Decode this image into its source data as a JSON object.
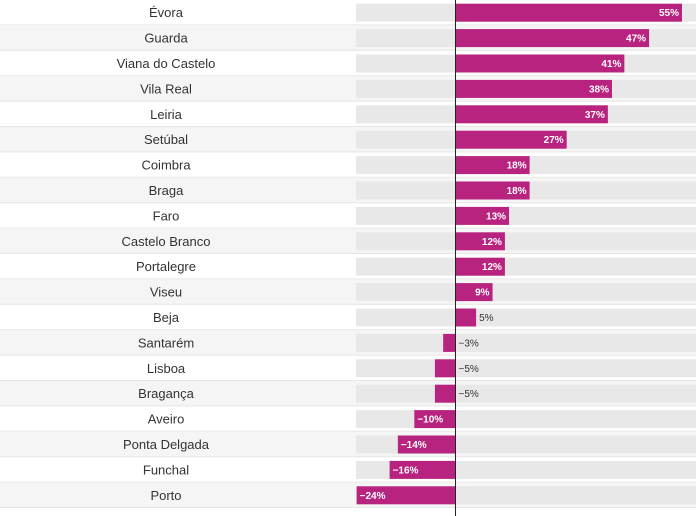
{
  "chart_data": {
    "type": "bar",
    "orientation": "horizontal",
    "categories": [
      "Évora",
      "Guarda",
      "Viana do Castelo",
      "Vila Real",
      "Leiria",
      "Setúbal",
      "Coimbra",
      "Braga",
      "Faro",
      "Castelo Branco",
      "Portalegre",
      "Viseu",
      "Beja",
      "Santarém",
      "Lisboa",
      "Bragança",
      "Aveiro",
      "Ponta Delgada",
      "Funchal",
      "Porto"
    ],
    "values": [
      55,
      47,
      41,
      38,
      37,
      27,
      18,
      18,
      13,
      12,
      12,
      9,
      5,
      -3,
      -5,
      -5,
      -10,
      -14,
      -16,
      -24
    ],
    "value_labels": [
      "55%",
      "47%",
      "41%",
      "38%",
      "37%",
      "27%",
      "18%",
      "18%",
      "13%",
      "12%",
      "12%",
      "9%",
      "5%",
      "−3%",
      "−5%",
      "−5%",
      "−10%",
      "−14%",
      "−16%",
      "−24%"
    ],
    "xlim": [
      -24,
      55
    ],
    "bar_color": "#b8237f",
    "track_color": "#e8e8e8",
    "stripe_color": "#f5f5f5",
    "axis_color": "#222222"
  }
}
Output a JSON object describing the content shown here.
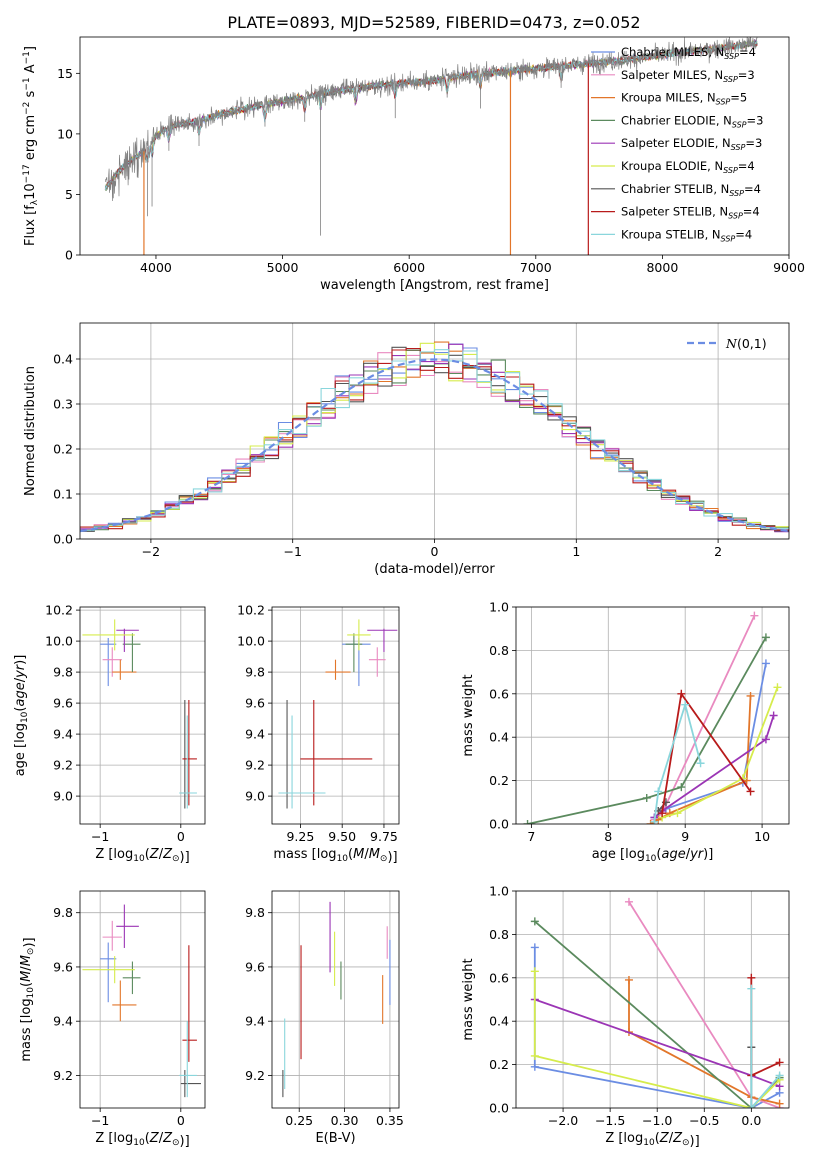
{
  "title": "PLATE=0893, MJD=52589, FIBERID=0473, z=0.052",
  "series": [
    {
      "name": "Chabrier MILES",
      "ssp": "4",
      "color": "#6b8de3"
    },
    {
      "name": "Salpeter MILES",
      "ssp": "3",
      "color": "#e98ac0"
    },
    {
      "name": "Kroupa MILES",
      "ssp": "5",
      "color": "#e2762a"
    },
    {
      "name": "Chabrier ELODIE",
      "ssp": "3",
      "color": "#5b8a5e"
    },
    {
      "name": "Salpeter ELODIE",
      "ssp": "3",
      "color": "#9b35b5"
    },
    {
      "name": "Kroupa ELODIE",
      "ssp": "4",
      "color": "#d6ec4c"
    },
    {
      "name": "Chabrier STELIB",
      "ssp": "4",
      "color": "#555555"
    },
    {
      "name": "Salpeter STELIB",
      "ssp": "4",
      "color": "#b81b1b"
    },
    {
      "name": "Kroupa STELIB",
      "ssp": "4",
      "color": "#8ad6dc"
    }
  ],
  "chart_data": [
    {
      "id": "spectrum",
      "type": "line",
      "xlabel": "wavelength [Angstrom, rest frame]",
      "ylabel": "Flux [f_λ10^-17 erg cm^-2 s^-1 A^-1]",
      "xlim": [
        3400,
        9000
      ],
      "ylim": [
        0,
        18
      ],
      "xticks": [
        4000,
        5000,
        6000,
        7000,
        8000,
        9000
      ],
      "yticks": [
        0,
        5,
        10,
        15
      ],
      "grid": false,
      "legend": "right",
      "data_color": "#808080",
      "continuum": {
        "x": [
          3600,
          3700,
          3800,
          3900,
          4000,
          4100,
          4300,
          4500,
          4800,
          5000,
          5300,
          5600,
          5900,
          6200,
          6500,
          6800,
          7100,
          7400,
          7700,
          8000,
          8300,
          8600,
          8750
        ],
        "y": [
          5.5,
          6.8,
          7.8,
          8.5,
          9.8,
          10.6,
          11.0,
          11.6,
          12.3,
          12.7,
          13.3,
          13.8,
          14.2,
          14.4,
          14.9,
          15.2,
          15.5,
          15.8,
          16.1,
          16.5,
          16.9,
          17.3,
          17.5
        ]
      },
      "absorption_features": [
        {
          "x": 3934,
          "y": 3.2
        },
        {
          "x": 3969,
          "y": 4.0
        },
        {
          "x": 4102,
          "y": 8.6
        },
        {
          "x": 4340,
          "y": 9.0
        },
        {
          "x": 4861,
          "y": 10.6
        },
        {
          "x": 5175,
          "y": 11.0
        },
        {
          "x": 5300,
          "y": 1.6
        },
        {
          "x": 5577,
          "y": 12.5
        },
        {
          "x": 5890,
          "y": 11.3
        },
        {
          "x": 6300,
          "y": 13.0
        },
        {
          "x": 6563,
          "y": 12.1
        },
        {
          "x": 7200,
          "y": 13.8
        }
      ],
      "model_drops": [
        {
          "x": 3905,
          "color": "#e2762a"
        },
        {
          "x": 6800,
          "color": "#e2762a"
        },
        {
          "x": 7415,
          "color": "#b81b1b"
        }
      ]
    },
    {
      "id": "residuals",
      "type": "line",
      "xlabel": "(data-model)/error",
      "ylabel": "Normed distribution",
      "xlim": [
        -2.5,
        2.5
      ],
      "ylim": [
        0,
        0.48
      ],
      "xticks": [
        -2,
        -1,
        0,
        1,
        2
      ],
      "yticks": [
        0.0,
        0.1,
        0.2,
        0.3,
        0.4
      ],
      "grid": true,
      "legend": "top-right",
      "gaussian_label": "N(0,1)",
      "gaussian_color": "#6b8de3",
      "bin_width": 0.1
    },
    {
      "id": "age_vs_Z",
      "type": "scatter",
      "xlabel": "Z [log10(Z/Z⊙)]",
      "ylabel": "age [log10(age/yr)]",
      "xlim": [
        -1.25,
        0.3
      ],
      "ylim": [
        8.82,
        10.22
      ],
      "xticks": [
        -1,
        0
      ],
      "yticks": [
        9.0,
        9.2,
        9.4,
        9.6,
        9.8,
        10.0,
        10.2
      ],
      "grid": true,
      "points": [
        {
          "x": -0.9,
          "y": 9.98,
          "xerr": [
            0.1,
            0.1
          ],
          "yerr": [
            0.27,
            0.04
          ]
        },
        {
          "x": -0.85,
          "y": 9.88,
          "xerr": [
            0.12,
            0.12
          ],
          "yerr": [
            0.11,
            0.08
          ]
        },
        {
          "x": -0.75,
          "y": 9.8,
          "xerr": [
            0.1,
            0.2
          ],
          "yerr": [
            0.05,
            0.08
          ]
        },
        {
          "x": -0.6,
          "y": 9.98,
          "xerr": [
            0.12,
            0.1
          ],
          "yerr": [
            0.18,
            0.07
          ]
        },
        {
          "x": -0.7,
          "y": 10.07,
          "xerr": [
            0.1,
            0.18
          ],
          "yerr": [
            0.14,
            0.01
          ]
        },
        {
          "x": -0.82,
          "y": 10.04,
          "xerr": [
            0.4,
            0.25
          ],
          "yerr": [
            0.1,
            0.1
          ]
        },
        {
          "x": 0.05,
          "y": 9.02,
          "xerr": [
            0.05,
            0.05
          ],
          "yerr": [
            0.1,
            0.6
          ]
        },
        {
          "x": 0.1,
          "y": 9.24,
          "xerr": [
            0.08,
            0.1
          ],
          "yerr": [
            0.3,
            0.38
          ]
        },
        {
          "x": 0.08,
          "y": 9.02,
          "xerr": [
            0.1,
            0.12
          ],
          "yerr": [
            0.1,
            0.5
          ]
        }
      ]
    },
    {
      "id": "age_vs_mass",
      "type": "scatter",
      "xlabel": "mass [log10(M/M⊙)]",
      "ylabel": "",
      "xlim": [
        9.08,
        9.84
      ],
      "ylim": [
        8.82,
        10.22
      ],
      "xticks": [
        9.25,
        9.5,
        9.75
      ],
      "yticks": [
        9.0,
        9.2,
        9.4,
        9.6,
        9.8,
        10.0,
        10.2
      ],
      "grid": true,
      "points": [
        {
          "x": 9.6,
          "y": 9.98,
          "xerr": [
            0.1,
            0.07
          ],
          "yerr": [
            0.27,
            0.04
          ]
        },
        {
          "x": 9.71,
          "y": 9.88,
          "xerr": [
            0.05,
            0.05
          ],
          "yerr": [
            0.11,
            0.08
          ]
        },
        {
          "x": 9.46,
          "y": 9.8,
          "xerr": [
            0.06,
            0.09
          ],
          "yerr": [
            0.05,
            0.08
          ]
        },
        {
          "x": 9.57,
          "y": 9.98,
          "xerr": [
            0.05,
            0.05
          ],
          "yerr": [
            0.18,
            0.07
          ]
        },
        {
          "x": 9.75,
          "y": 10.07,
          "xerr": [
            0.1,
            0.08
          ],
          "yerr": [
            0.14,
            0.01
          ]
        },
        {
          "x": 9.6,
          "y": 10.04,
          "xerr": [
            0.07,
            0.07
          ],
          "yerr": [
            0.1,
            0.1
          ]
        },
        {
          "x": 9.17,
          "y": 9.02,
          "xerr": [
            0.05,
            0.05
          ],
          "yerr": [
            0.1,
            0.6
          ]
        },
        {
          "x": 9.33,
          "y": 9.24,
          "xerr": [
            0.08,
            0.35
          ],
          "yerr": [
            0.3,
            0.38
          ]
        },
        {
          "x": 9.2,
          "y": 9.02,
          "xerr": [
            0.08,
            0.2
          ],
          "yerr": [
            0.1,
            0.5
          ]
        }
      ]
    },
    {
      "id": "weight_vs_age",
      "type": "line",
      "xlabel": "age [log10(age/yr)]",
      "ylabel": "mass weight",
      "xlim": [
        6.8,
        10.35
      ],
      "ylim": [
        0,
        1
      ],
      "xticks": [
        7,
        8,
        9,
        10
      ],
      "yticks": [
        0.0,
        0.2,
        0.4,
        0.6,
        0.8,
        1.0
      ],
      "grid": true,
      "lines": [
        {
          "x": [
            8.6,
            8.75,
            9.75,
            10.05
          ],
          "y": [
            0.03,
            0.07,
            0.19,
            0.74
          ]
        },
        {
          "x": [
            8.6,
            8.7,
            9.9
          ],
          "y": [
            0.02,
            0.05,
            0.96
          ]
        },
        {
          "x": [
            8.55,
            8.65,
            8.8,
            9.8,
            9.85
          ],
          "y": [
            0.0,
            0.02,
            0.05,
            0.2,
            0.59
          ]
        },
        {
          "x": [
            6.95,
            8.5,
            8.95,
            10.05
          ],
          "y": [
            0.0,
            0.12,
            0.17,
            0.86
          ]
        },
        {
          "x": [
            8.6,
            8.7,
            10.05,
            10.15
          ],
          "y": [
            0.03,
            0.06,
            0.39,
            0.5
          ]
        },
        {
          "x": [
            8.7,
            8.9,
            9.75,
            10.2
          ],
          "y": [
            0.03,
            0.05,
            0.21,
            0.63
          ]
        },
        {
          "x": [
            8.65,
            8.75
          ],
          "y": [
            0.06,
            0.1
          ]
        },
        {
          "x": [
            8.7,
            8.95,
            9.85
          ],
          "y": [
            0.05,
            0.6,
            0.15
          ]
        },
        {
          "x": [
            8.6,
            8.65,
            9.0,
            9.2
          ],
          "y": [
            0.01,
            0.15,
            0.55,
            0.28
          ]
        }
      ]
    },
    {
      "id": "mass_vs_Z",
      "type": "scatter",
      "xlabel": "Z [log10(Z/Z⊙)]",
      "ylabel": "mass [log10(M/M⊙)]",
      "xlim": [
        -1.25,
        0.3
      ],
      "ylim": [
        9.08,
        9.88
      ],
      "xticks": [
        -1,
        0
      ],
      "yticks": [
        9.2,
        9.4,
        9.6,
        9.8
      ],
      "grid": true,
      "points": [
        {
          "x": -0.9,
          "y": 9.63,
          "xerr": [
            0.1,
            0.1
          ],
          "yerr": [
            0.16,
            0.06
          ]
        },
        {
          "x": -0.85,
          "y": 9.71,
          "xerr": [
            0.12,
            0.12
          ],
          "yerr": [
            0.05,
            0.06
          ]
        },
        {
          "x": -0.75,
          "y": 9.46,
          "xerr": [
            0.1,
            0.2
          ],
          "yerr": [
            0.06,
            0.09
          ]
        },
        {
          "x": -0.6,
          "y": 9.56,
          "xerr": [
            0.12,
            0.1
          ],
          "yerr": [
            0.06,
            0.06
          ]
        },
        {
          "x": -0.7,
          "y": 9.75,
          "xerr": [
            0.1,
            0.18
          ],
          "yerr": [
            0.08,
            0.08
          ]
        },
        {
          "x": -0.82,
          "y": 9.59,
          "xerr": [
            0.4,
            0.25
          ],
          "yerr": [
            0.05,
            0.05
          ]
        },
        {
          "x": 0.05,
          "y": 9.17,
          "xerr": [
            0.05,
            0.2
          ],
          "yerr": [
            0.05,
            0.05
          ]
        },
        {
          "x": 0.1,
          "y": 9.33,
          "xerr": [
            0.08,
            0.1
          ],
          "yerr": [
            0.08,
            0.35
          ]
        },
        {
          "x": 0.08,
          "y": 9.2,
          "xerr": [
            0.1,
            0.12
          ],
          "yerr": [
            0.08,
            0.2
          ]
        }
      ]
    },
    {
      "id": "mass_vs_ebv",
      "type": "scatter",
      "xlabel": "E(B-V)",
      "ylabel": "",
      "xlim": [
        0.22,
        0.36
      ],
      "ylim": [
        9.08,
        9.88
      ],
      "xticks": [
        0.25,
        0.3,
        0.35
      ],
      "yticks": [
        9.2,
        9.4,
        9.6,
        9.8
      ],
      "grid": true,
      "points": [
        {
          "x": 0.35,
          "y": 9.58,
          "xerr": [
            0,
            0
          ],
          "yerr": [
            0.12,
            0.12
          ]
        },
        {
          "x": 0.347,
          "y": 9.69,
          "xerr": [
            0,
            0
          ],
          "yerr": [
            0.06,
            0.06
          ]
        },
        {
          "x": 0.342,
          "y": 9.48,
          "xerr": [
            0,
            0
          ],
          "yerr": [
            0.09,
            0.09
          ]
        },
        {
          "x": 0.296,
          "y": 9.55,
          "xerr": [
            0,
            0
          ],
          "yerr": [
            0.07,
            0.07
          ]
        },
        {
          "x": 0.284,
          "y": 9.71,
          "xerr": [
            0,
            0
          ],
          "yerr": [
            0.13,
            0.13
          ]
        },
        {
          "x": 0.289,
          "y": 9.63,
          "xerr": [
            0,
            0
          ],
          "yerr": [
            0.1,
            0.1
          ]
        },
        {
          "x": 0.232,
          "y": 9.17,
          "xerr": [
            0,
            0
          ],
          "yerr": [
            0.05,
            0.05
          ]
        },
        {
          "x": 0.252,
          "y": 9.47,
          "xerr": [
            0,
            0
          ],
          "yerr": [
            0.21,
            0.21
          ]
        },
        {
          "x": 0.234,
          "y": 9.28,
          "xerr": [
            0,
            0
          ],
          "yerr": [
            0.13,
            0.13
          ]
        }
      ]
    },
    {
      "id": "weight_vs_Z",
      "type": "line",
      "xlabel": "Z [log10(Z/Z⊙)]",
      "ylabel": "mass weight",
      "xlim": [
        -2.5,
        0.4
      ],
      "ylim": [
        0,
        1
      ],
      "xticks": [
        -2.0,
        -1.5,
        -1.0,
        -0.5,
        0.0
      ],
      "yticks": [
        0.0,
        0.2,
        0.4,
        0.6,
        0.8,
        1.0
      ],
      "grid": true,
      "lines": [
        {
          "x": [
            -2.3,
            -2.3,
            -0.0,
            0.3
          ],
          "y": [
            0.74,
            0.19,
            0.0,
            0.07
          ]
        },
        {
          "x": [
            -1.3,
            0.0,
            0.3
          ],
          "y": [
            0.95,
            0.05,
            0.0
          ]
        },
        {
          "x": [
            -1.3,
            -1.3,
            0.0,
            0.3
          ],
          "y": [
            0.59,
            0.35,
            0.05,
            0.02
          ]
        },
        {
          "x": [
            -2.3,
            0.0,
            0.3
          ],
          "y": [
            0.86,
            0.0,
            0.14
          ]
        },
        {
          "x": [
            -2.3,
            0.0,
            0.3
          ],
          "y": [
            0.5,
            0.15,
            0.1
          ]
        },
        {
          "x": [
            -2.3,
            -2.3,
            0.0,
            0.3
          ],
          "y": [
            0.63,
            0.24,
            0.0,
            0.13
          ]
        },
        {
          "x": [
            0.0,
            0.0
          ],
          "y": [
            0.28,
            0.0
          ]
        },
        {
          "x": [
            0.0,
            0.0,
            0.3
          ],
          "y": [
            0.6,
            0.15,
            0.21
          ]
        },
        {
          "x": [
            0.0,
            0.0,
            0.3
          ],
          "y": [
            0.55,
            0.0,
            0.15
          ]
        }
      ]
    }
  ]
}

▶ [What you need to do]: Filter the entries down to the lines with the word "xlabel" in them.

▶ [Exercise response]:
      "xlabel": "wavelength [Angstrom, rest frame]",
      "xlabel": "(data-model)/error",
      "xlabel": "Z [log10(Z/Z⊙)]",
      "xlabel": "mass [log10(M/M⊙)]",
      "xlabel": "age [log10(age/yr)]",
      "xlabel": "Z [log10(Z/Z⊙)]",
      "xlabel": "E(B-V)",
      "xlabel": "Z [log10(Z/Z⊙)]",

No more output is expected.